* **SUPPLIED INFORMATION**
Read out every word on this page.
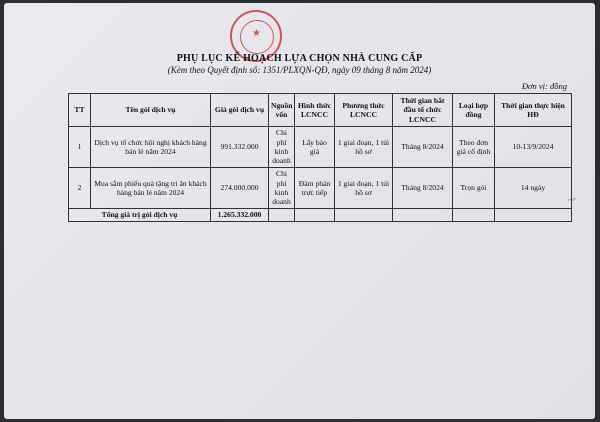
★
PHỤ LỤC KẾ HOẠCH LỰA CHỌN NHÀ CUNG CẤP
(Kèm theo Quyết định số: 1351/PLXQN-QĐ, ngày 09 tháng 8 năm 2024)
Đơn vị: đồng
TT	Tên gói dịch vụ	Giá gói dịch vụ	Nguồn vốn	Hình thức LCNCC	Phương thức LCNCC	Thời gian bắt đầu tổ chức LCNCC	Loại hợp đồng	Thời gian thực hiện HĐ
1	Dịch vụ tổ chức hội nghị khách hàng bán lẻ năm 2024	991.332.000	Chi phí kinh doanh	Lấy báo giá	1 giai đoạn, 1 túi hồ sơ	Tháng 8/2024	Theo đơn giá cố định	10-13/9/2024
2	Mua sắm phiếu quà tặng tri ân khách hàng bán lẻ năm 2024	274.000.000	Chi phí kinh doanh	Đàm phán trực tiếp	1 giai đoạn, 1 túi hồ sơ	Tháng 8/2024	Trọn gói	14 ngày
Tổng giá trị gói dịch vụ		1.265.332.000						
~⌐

* **STATED PROBLEM**
Quote the entries above word for word. Leave the images out.

* **THE REPLY**
Read out every word on this page.
★
PHỤ LỤC KẾ HOẠCH LỰA CHỌN NHÀ CUNG CẤP
(Kèm theo Quyết định số: 1351/PLXQN-QĐ, ngày 09 tháng 8 năm 2024)
Đơn vị: đồng
TT	Tên gói dịch vụ	Giá gói dịch vụ	Nguồn vốn	Hình thức LCNCC	Phương thức LCNCC	Thời gian bắt đầu tổ chức LCNCC	Loại hợp đồng	Thời gian thực hiện HĐ
1	Dịch vụ tổ chức hội nghị khách hàng bán lẻ năm 2024	991.332.000	Chi phí kinh doanh	Lấy báo giá	1 giai đoạn, 1 túi hồ sơ	Tháng 8/2024	Theo đơn giá cố định	10-13/9/2024
2	Mua sắm phiếu quà tặng tri ân khách hàng bán lẻ năm 2024	274.000.000	Chi phí kinh doanh	Đàm phán trực tiếp	1 giai đoạn, 1 túi hồ sơ	Tháng 8/2024	Trọn gói	14 ngày
Tổng giá trị gói dịch vụ		1.265.332.000						
~⌐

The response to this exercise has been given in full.